# Records supplied:
····················

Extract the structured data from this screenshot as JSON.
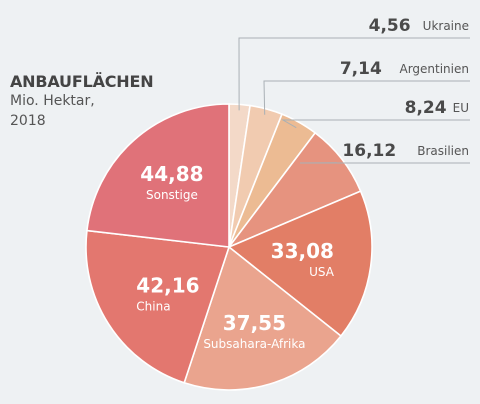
{
  "chart_data": {
    "type": "pie",
    "title": "ANBAUFLÄCHEN",
    "subtitle_line1": "Mio. Hektar,",
    "subtitle_line2": "2018",
    "slices": [
      {
        "label": "Ukraine",
        "value": 4.56,
        "value_label": "4,56",
        "color": "#f3d9c8"
      },
      {
        "label": "Argentinien",
        "value": 7.14,
        "value_label": "7,14",
        "color": "#f1cbb0"
      },
      {
        "label": "EU",
        "value": 8.24,
        "value_label": "8,24",
        "color": "#ecbb93"
      },
      {
        "label": "Brasilien",
        "value": 16.12,
        "value_label": "16,12",
        "color": "#e6937f"
      },
      {
        "label": "USA",
        "value": 33.08,
        "value_label": "33,08",
        "color": "#e27e66"
      },
      {
        "label": "Subsahara-Afrika",
        "value": 37.55,
        "value_label": "37,55",
        "color": "#eaa48e"
      },
      {
        "label": "China",
        "value": 42.16,
        "value_label": "42,16",
        "color": "#e3776f"
      },
      {
        "label": "Sonstige",
        "value": 44.88,
        "value_label": "44,88",
        "color": "#e07279"
      }
    ]
  }
}
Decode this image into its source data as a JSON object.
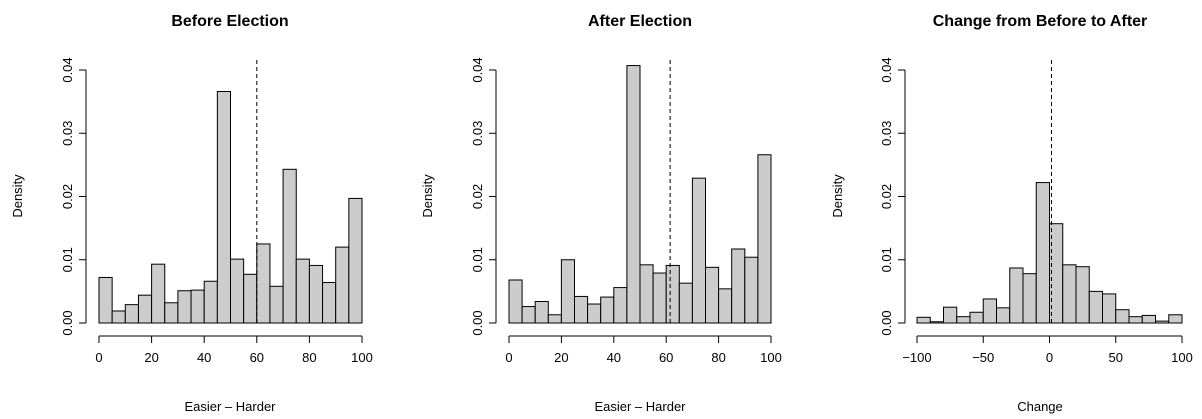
{
  "chart_data": [
    {
      "type": "bar",
      "title": "Before Election",
      "xlabel": "Easier – Harder",
      "ylabel": "Density",
      "xlim": [
        0,
        100
      ],
      "ylim": [
        0,
        0.04
      ],
      "xticks": [
        0,
        20,
        40,
        60,
        80,
        100
      ],
      "yticks": [
        "0.00",
        "0.01",
        "0.02",
        "0.03",
        "0.04"
      ],
      "bin_start": 0,
      "bin_width": 5,
      "values": [
        0.0072,
        0.0019,
        0.0029,
        0.0044,
        0.0093,
        0.0032,
        0.0051,
        0.0052,
        0.0066,
        0.0366,
        0.0101,
        0.0077,
        0.0125,
        0.0058,
        0.0243,
        0.0101,
        0.0091,
        0.0064,
        0.012,
        0.0197
      ],
      "reference_line_x": 60
    },
    {
      "type": "bar",
      "title": "After Election",
      "xlabel": "Easier – Harder",
      "ylabel": "Density",
      "xlim": [
        0,
        100
      ],
      "ylim": [
        0,
        0.04
      ],
      "xticks": [
        0,
        20,
        40,
        60,
        80,
        100
      ],
      "yticks": [
        "0.00",
        "0.01",
        "0.02",
        "0.03",
        "0.04"
      ],
      "bin_start": 0,
      "bin_width": 5,
      "values": [
        0.0068,
        0.0026,
        0.0034,
        0.0013,
        0.01,
        0.0042,
        0.003,
        0.0041,
        0.0056,
        0.0407,
        0.0092,
        0.0079,
        0.0091,
        0.0063,
        0.0229,
        0.0088,
        0.0054,
        0.0117,
        0.0104,
        0.0266
      ],
      "reference_line_x": 61.5
    },
    {
      "type": "bar",
      "title": "Change from Before to After",
      "xlabel": "Change",
      "ylabel": "Density",
      "xlim": [
        -100,
        100
      ],
      "ylim": [
        0,
        0.04
      ],
      "xticks": [
        -100,
        -50,
        0,
        50,
        100
      ],
      "xtick_labels": [
        "−100",
        "−50",
        "0",
        "50",
        "100"
      ],
      "yticks": [
        "0.00",
        "0.01",
        "0.02",
        "0.03",
        "0.04"
      ],
      "bin_start": -100,
      "bin_width": 10,
      "values": [
        0.0009,
        0.0002,
        0.0025,
        0.001,
        0.0017,
        0.0038,
        0.0024,
        0.0087,
        0.0078,
        0.0222,
        0.0157,
        0.0092,
        0.0089,
        0.005,
        0.0046,
        0.0021,
        0.001,
        0.0012,
        0.0003,
        0.0013
      ],
      "reference_line_x": 1.5
    }
  ]
}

····················

# Aim:
Copy out each line word for word, please, skipping the images.

# Solution for this exercise:
Extract the structured data from this screenshot as JSON.
{
  "chart_data": {
    "type": "pie",
    "title": "ANBAUFLÄCHEN",
    "subtitle_line1": "Mio. Hektar,",
    "subtitle_line2": "2018",
    "slices": [
      {
        "label": "Ukraine",
        "value": 4.56,
        "value_label": "4,56",
        "color": "#f3d9c8"
      },
      {
        "label": "Argentinien",
        "value": 7.14,
        "value_label": "7,14",
        "color": "#f1cbb0"
      },
      {
        "label": "EU",
        "value": 8.24,
        "value_label": "8,24",
        "color": "#ecbb93"
      },
      {
        "label": "Brasilien",
        "value": 16.12,
        "value_label": "16,12",
        "color": "#e6937f"
      },
      {
        "label": "USA",
        "value": 33.08,
        "value_label": "33,08",
        "color": "#e27e66"
      },
      {
        "label": "Subsahara-Afrika",
        "value": 37.55,
        "value_label": "37,55",
        "color": "#eaa48e"
      },
      {
        "label": "China",
        "value": 42.16,
        "value_label": "42,16",
        "color": "#e3776f"
      },
      {
        "label": "Sonstige",
        "value": 44.88,
        "value_label": "44,88",
        "color": "#e07279"
      }
    ]
  }
}
Decode this image into its source data as a JSON object.
{
  "chart_data": [
    {
      "type": "bar",
      "title": "Before Election",
      "xlabel": "Easier – Harder",
      "ylabel": "Density",
      "xlim": [
        0,
        100
      ],
      "ylim": [
        0,
        0.04
      ],
      "xticks": [
        0,
        20,
        40,
        60,
        80,
        100
      ],
      "yticks": [
        "0.00",
        "0.01",
        "0.02",
        "0.03",
        "0.04"
      ],
      "bin_start": 0,
      "bin_width": 5,
      "values": [
        0.0072,
        0.0019,
        0.0029,
        0.0044,
        0.0093,
        0.0032,
        0.0051,
        0.0052,
        0.0066,
        0.0366,
        0.0101,
        0.0077,
        0.0125,
        0.0058,
        0.0243,
        0.0101,
        0.0091,
        0.0064,
        0.012,
        0.0197
      ],
      "reference_line_x": 60
    },
    {
      "type": "bar",
      "title": "After Election",
      "xlabel": "Easier – Harder",
      "ylabel": "Density",
      "xlim": [
        0,
        100
      ],
      "ylim": [
        0,
        0.04
      ],
      "xticks": [
        0,
        20,
        40,
        60,
        80,
        100
      ],
      "yticks": [
        "0.00",
        "0.01",
        "0.02",
        "0.03",
        "0.04"
      ],
      "bin_start": 0,
      "bin_width": 5,
      "values": [
        0.0068,
        0.0026,
        0.0034,
        0.0013,
        0.01,
        0.0042,
        0.003,
        0.0041,
        0.0056,
        0.0407,
        0.0092,
        0.0079,
        0.0091,
        0.0063,
        0.0229,
        0.0088,
        0.0054,
        0.0117,
        0.0104,
        0.0266
      ],
      "reference_line_x": 61.5
    },
    {
      "type": "bar",
      "title": "Change from Before to After",
      "xlabel": "Change",
      "ylabel": "Density",
      "xlim": [
        -100,
        100
      ],
      "ylim": [
        0,
        0.04
      ],
      "xticks": [
        -100,
        -50,
        0,
        50,
        100
      ],
      "xtick_labels": [
        "−100",
        "−50",
        "0",
        "50",
        "100"
      ],
      "yticks": [
        "0.00",
        "0.01",
        "0.02",
        "0.03",
        "0.04"
      ],
      "bin_start": -100,
      "bin_width": 10,
      "values": [
        0.0009,
        0.0002,
        0.0025,
        0.001,
        0.0017,
        0.0038,
        0.0024,
        0.0087,
        0.0078,
        0.0222,
        0.0157,
        0.0092,
        0.0089,
        0.005,
        0.0046,
        0.0021,
        0.001,
        0.0012,
        0.0003,
        0.0013
      ],
      "reference_line_x": 1.5
    }
  ]
}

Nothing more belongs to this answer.